» **GIVEN PROBLEM**
Scan the lines below for the word "Road". Copy each line you find it in.

[Extracted data entries]
%%
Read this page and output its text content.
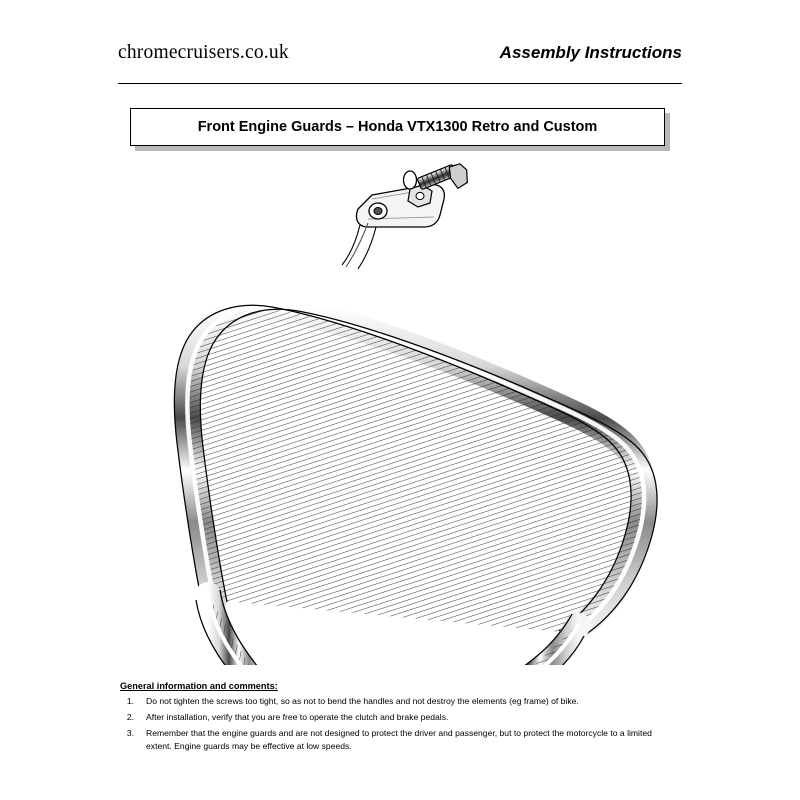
chromecruisers.co.uk	Assembly Instructions
Front Engine Guards – Honda VTX1300 Retro and Custom
General information and comments:
1.	Do not tighten the screws too tight, so as not to bend the handles and not destroy the elements (eg frame) of bike.
2.	After installation, verify that you are free to operate the clutch and brake pedals.
3.	Remember that the engine guards and are not designed to protect the driver and passenger, but to protect the motorcycle to a limited extent. Engine guards may be effective at low speeds.
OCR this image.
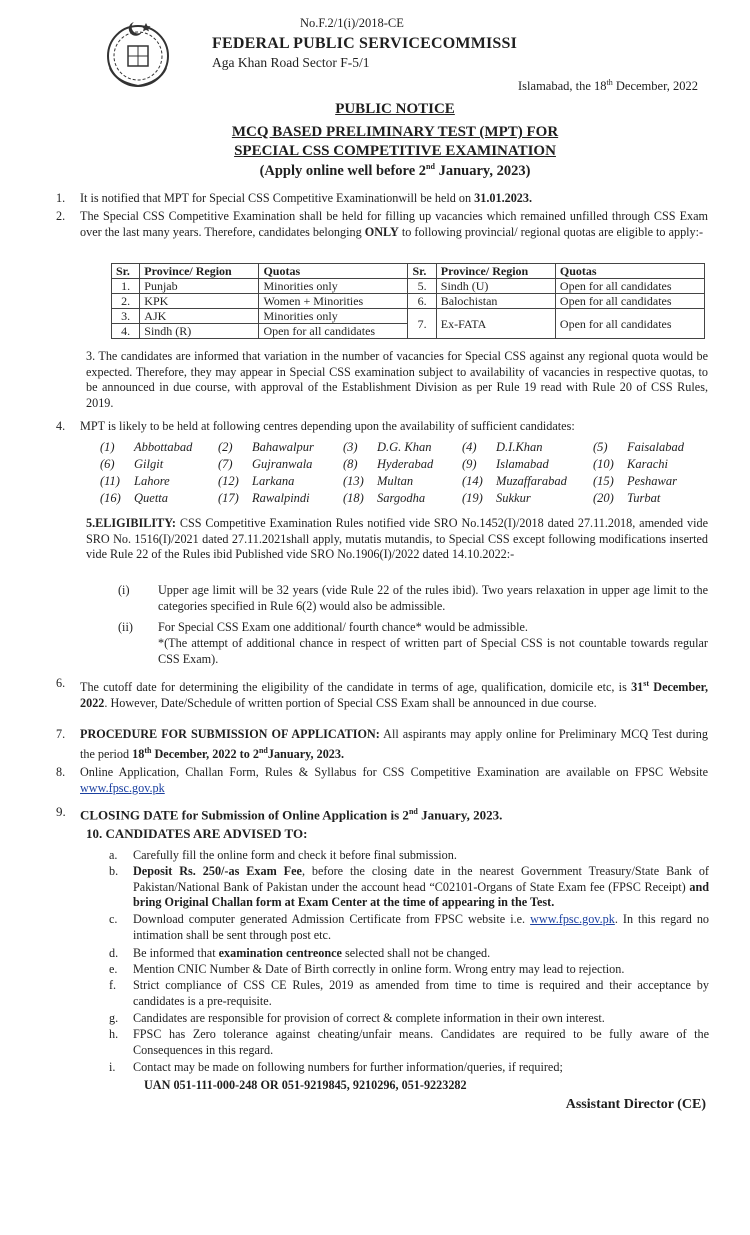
No.F.2/1(i)/2018-CE
FEDERAL PUBLIC SERVICECOMMISSI
Aga Khan Road Sector F-5/1
Islamabad, the 18th December, 2022
PUBLIC NOTICE
MCQ BASED PRELIMINARY TEST (MPT) FOR
SPECIAL CSS COMPETITIVE EXAMINATION
(Apply online well before 2nd January, 2023)
1. It is notified that MPT for Special CSS Competitive Examinationwill be held on 31.01.2023.
2. The Special CSS Competitive Examination shall be held for filling up vacancies which remained unfilled through CSS Exam over the last many years. Therefore, candidates belonging ONLY to following provincial/ regional quotas are eligible to apply:-
Sr.	Province/ Region	Quotas	Sr.	Province/ Region	Quotas
1.	Punjab	Minorities only	5.	Sindh (U)	Open for all candidates
2.	KPK	Women + Minorities	6.	Balochistan	Open for all candidates
3.	AJK	Minorities only	7.	Ex-FATA	Open for all candidates
4.	Sindh (R)	Open for all candidates			
3. The candidates are informed that variation in the number of vacancies for Special CSS against any regional quota would be expected. Therefore, they may appear in Special CSS examination subject to availability of vacancies in respective quotas, to be announced in due course, with approval of the Establishment Division as per Rule 19 read with Rule 20 of CSS Rules, 2019.
4. MPT is likely to be held at following centres depending upon the availability of sufficient candidates:
(1) Abbottabad (2) Bahawalpur (3) D.G. Khan (4) D.I.Khan	(5) Faisalabad
(6) Gilgit	(7) Gujranwala (8) Hyderabad (9) Islamabad	(10) Karachi
(11) Lahore	(12) Larkana	(13) Multan	(14) Muzaffarabad (15) Peshawar
(16) Quetta	(17) Rawalpindi	(18) Sargodha	(19) Sukkur	(20) Turbat
5.ELIGIBILITY: CSS Competitive Examination Rules notified vide SRO No.1452(I)/2018 dated 27.11.2018, amended vide SRO No. 1516(I)/2021 dated 27.11.2021shall apply, mutatis mutandis, to Special CSS except following modifications inserted vide Rule 22 of the Rules ibid Published vide SRO No.1906(I)/2022 dated 14.10.2022:-
(i) Upper age limit will be 32 years (vide Rule 22 of the rules ibid). Two years relaxation in upper age limit to the categories specified in Rule 6(2) would also be admissible.
(ii) For Special CSS Exam one additional/ fourth chance* would be admissible.
*(The attempt of additional chance in respect of written part of Special CSS is not countable towards regular CSS Exam).
6. The cutoff date for determining the eligibility of the candidate in terms of age, qualification, domicile etc, is 31st December, 2022. However, Date/Schedule of written portion of Special CSS Exam shall be announced in due course.
7. PROCEDURE FOR SUBMISSION OF APPLICATION: All aspirants may apply online for Preliminary MCQ Test during the period 18th December, 2022 to 2ndJanuary, 2023.
8. Online Application, Challan Form, Rules & Syllabus for CSS Competitive Examination are available on FPSC Website www.fpsc.gov.pk
9. CLOSING DATE for Submission of Online Application is 2nd January, 2023.
10. CANDIDATES ARE ADVISED TO:
a. Carefully fill the online form and check it before final submission.
b. Deposit Rs. 250/-as Exam Fee, before the closing date in the nearest Government Treasury/State Bank of Pakistan/National Bank of Pakistan under the account head “C02101-Organs of State Exam fee (FPSC Receipt) and bring Original Challan form at Exam Center at the time of appearing in the Test.
c. Download computer generated Admission Certificate from FPSC website i.e. www.fpsc.gov.pk. In this regard no intimation shall be sent through post etc.
d. Be informed that examination centreonce selected shall not be changed.
e. Mention CNIC Number & Date of Birth correctly in online form. Wrong entry may lead to rejection.
f. Strict compliance of CSS CE Rules, 2019 as amended from time to time is required and their acceptance by candidates is a pre-requisite.
g. Candidates are responsible for provision of correct & complete information in their own interest.
h. FPSC has Zero tolerance against cheating/unfair means. Candidates are required to be fully aware of the Consequences in this regard.
i. Contact may be made on following numbers for further information/queries, if required;
UAN 051-111-000-248 OR 051-9219845, 9210296, 051-9223282
Assistant Director (CE)
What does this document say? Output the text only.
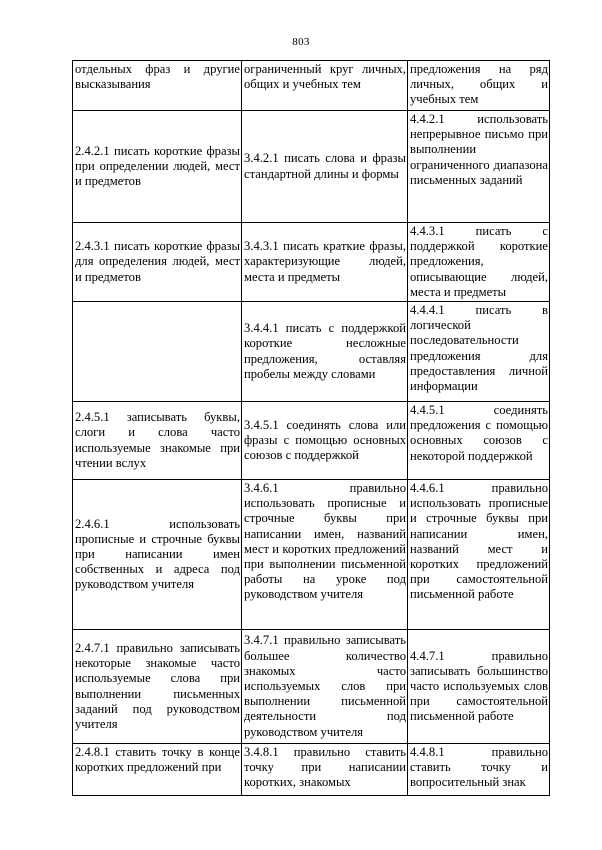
803
отдельных фраз и другие высказывания	ограниченный круг личных, общих и учебных тем	предложения на ряд личных, общих и учебных тем

2.4.2.1 писать короткие фразы при определении людей, мест и предметов	3.4.2.1 писать слова и фразы стандартной длины и формы	4.4.2.1 использовать непрерывное письмо при выполнении ограниченного диапазона письменных заданий

2.4.3.1 писать короткие фразы для определения людей, мест и предметов	3.4.3.1 писать краткие фразы, характеризующие людей, места и предметы	4.4.3.1 писать с поддержкой короткие предложения, описывающие людей, места и предметы

	3.4.4.1 писать с поддержкой короткие несложные предложения, оставляя пробелы между словами	4.4.4.1 писать в логической последовательности предложения для предоставления личной информации

2.4.5.1 записывать буквы, слоги и слова часто используемые знакомые при чтении вслух	3.4.5.1 соединять слова или фразы с помощью основных союзов с поддержкой	4.4.5.1 соединять предложения с помощью основных союзов с некоторой поддержкой

2.4.6.1 использовать прописные и строчные буквы при написании имен собственных и адреса под руководством учителя	3.4.6.1 правильно использовать прописные и строчные буквы при написании имен, названий мест и коротких предложений при выполнении письменной работы на уроке под руководством учителя	4.4.6.1 правильно использовать прописные и строчные буквы при написании имен, названий мест и коротких предложений при самостоятельной письменной работе

2.4.7.1 правильно записывать некоторые знакомые часто используемые слова при выполнении письменных заданий под руководством учителя	3.4.7.1 правильно записывать большее количество знакомых часто используемых слов при выполнении письменной деятельности под руководством учителя	4.4.7.1 правильно записывать большинство часто используемых слов при самостоятельной письменной работе

2.4.8.1 ставить точку в конце коротких предложений при	3.4.8.1 правильно ставить точку при написании коротких, знакомых	4.4.8.1 правильно ставить точку и вопросительный знак
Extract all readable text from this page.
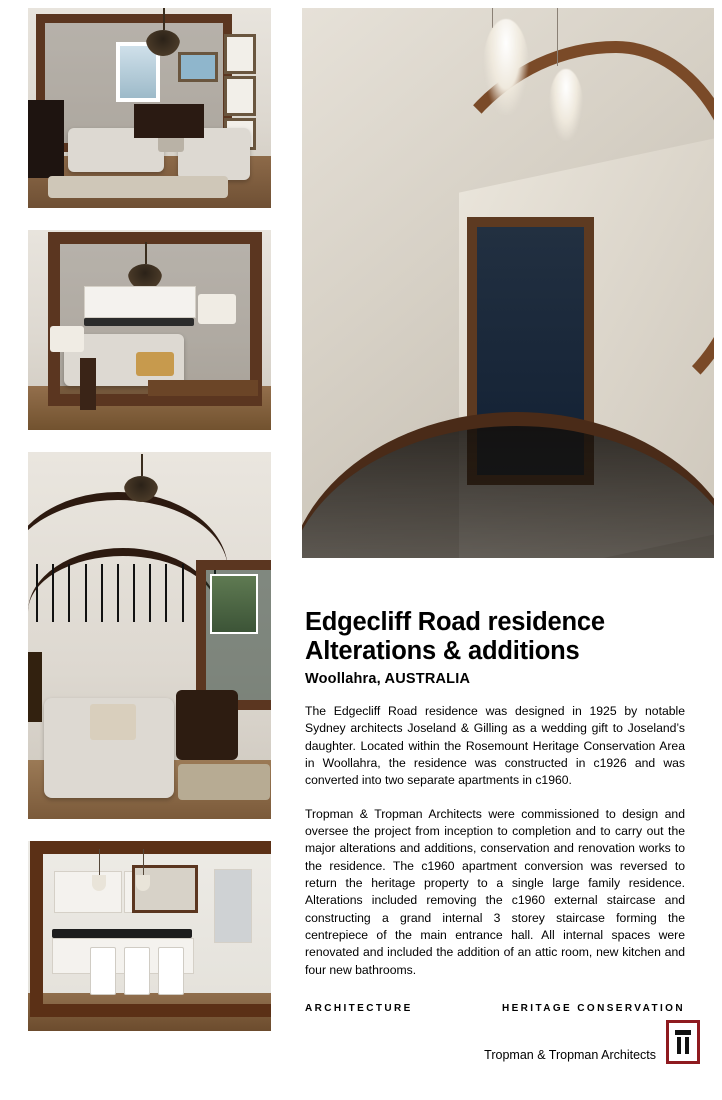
Edgecliff Road residence
Alterations & additions
Woollahra, AUSTRALIA

The Edgecliff Road residence was designed in 1925 by notable Sydney architects Joseland & Gilling as a wedding gift to Joseland’s daughter. Located within the Rosemount Heritage Conservation Area in Woollahra, the residence was constructed in c1926 and was converted into two separate apartments in c1960.

Tropman & Tropman Architects were commissioned to design and oversee the project from inception to completion and to carry out the major alterations and additions, conservation and renovation works to the residence. The c1960 apartment conversion was reversed to return the heritage property to a single large family residence. Alterations included removing the c1960 external staircase and constructing a grand internal 3 storey staircase forming the centrepiece of the main entrance hall. All internal spaces were renovated and included the addition of an attic room, new kitchen and four new bathrooms.

ARCHITECTURE	HERITAGE CONSERVATION
Tropman & Tropman Architects
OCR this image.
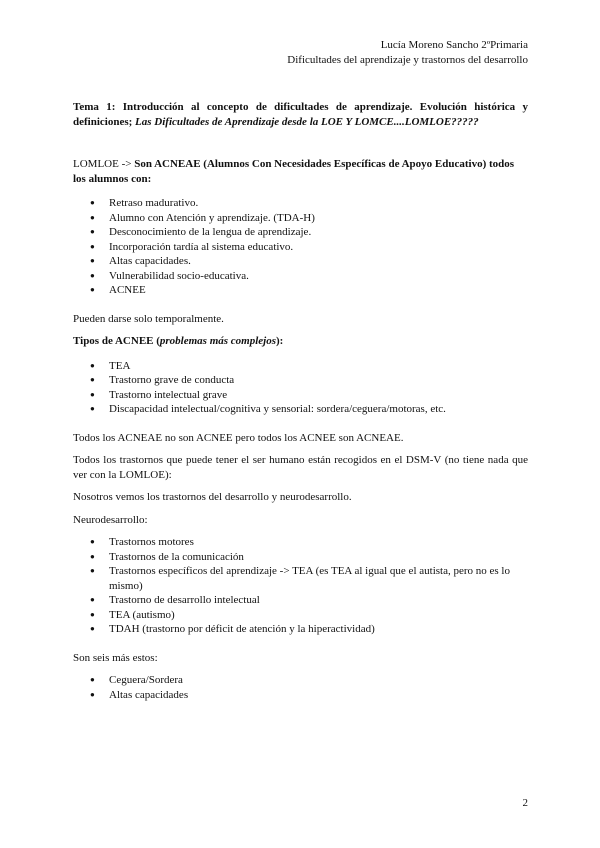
Lucía Moreno Sancho 2ºPrimaria
Dificultades del aprendizaje y trastornos del desarrollo

Tema 1: Introducción al concepto de dificultades de aprendizaje. Evolución histórica y definiciones; Las Dificultades de Aprendizaje desde la LOE Y LOMCE....LOMLOE?????

LOMLOE -> Son ACNEAE (Alumnos Con Necesidades Específicas de Apoyo Educativo) todos los alumnos con:

● Retraso madurativo.
● Alumno con Atención y aprendizaje. (TDA-H)
● Desconocimiento de la lengua de aprendizaje.
● Incorporación tardía al sistema educativo.
● Altas capacidades.
● Vulnerabilidad socio-educativa.
● ACNEE

Pueden darse solo temporalmente.

Tipos de ACNEE (problemas más complejos):

● TEA
● Trastorno grave de conducta
● Trastorno intelectual grave
● Discapacidad intelectual/cognitiva y sensorial: sordera/ceguera/motoras, etc.

Todos los ACNEAE no son ACNEE pero todos los ACNEE son ACNEAE.

Todos los trastornos que puede tener el ser humano están recogidos en el DSM-V (no tiene nada que ver con la LOMLOE):

Nosotros vemos los trastornos del desarrollo y neurodesarrollo.

Neurodesarrollo:

● Trastornos motores
● Trastornos de la comunicación
● Trastornos específicos del aprendizaje -> TEA (es TEA al igual que el autista, pero no es lo mismo)
● Trastorno de desarrollo intelectual
● TEA (autismo)
● TDAH (trastorno por déficit de atención y la hiperactividad)

Son seis más estos:

● Ceguera/Sordera
● Altas capacidades
2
%%
» **ANSWER TO THE EXERCISE**
Aga Khan Road Sector F-5/1
Edgecliff Road residence
The Edgecliff Road residence was designed in 1925 by notable Sydney architects Joseland & Gilling as a wedding gift to Joseland’s daughter. Located within the Rosemount Heritage Conservation Area in Woollahra, the residence was constructed in c1926 and was converted into two separate apartments in c1960.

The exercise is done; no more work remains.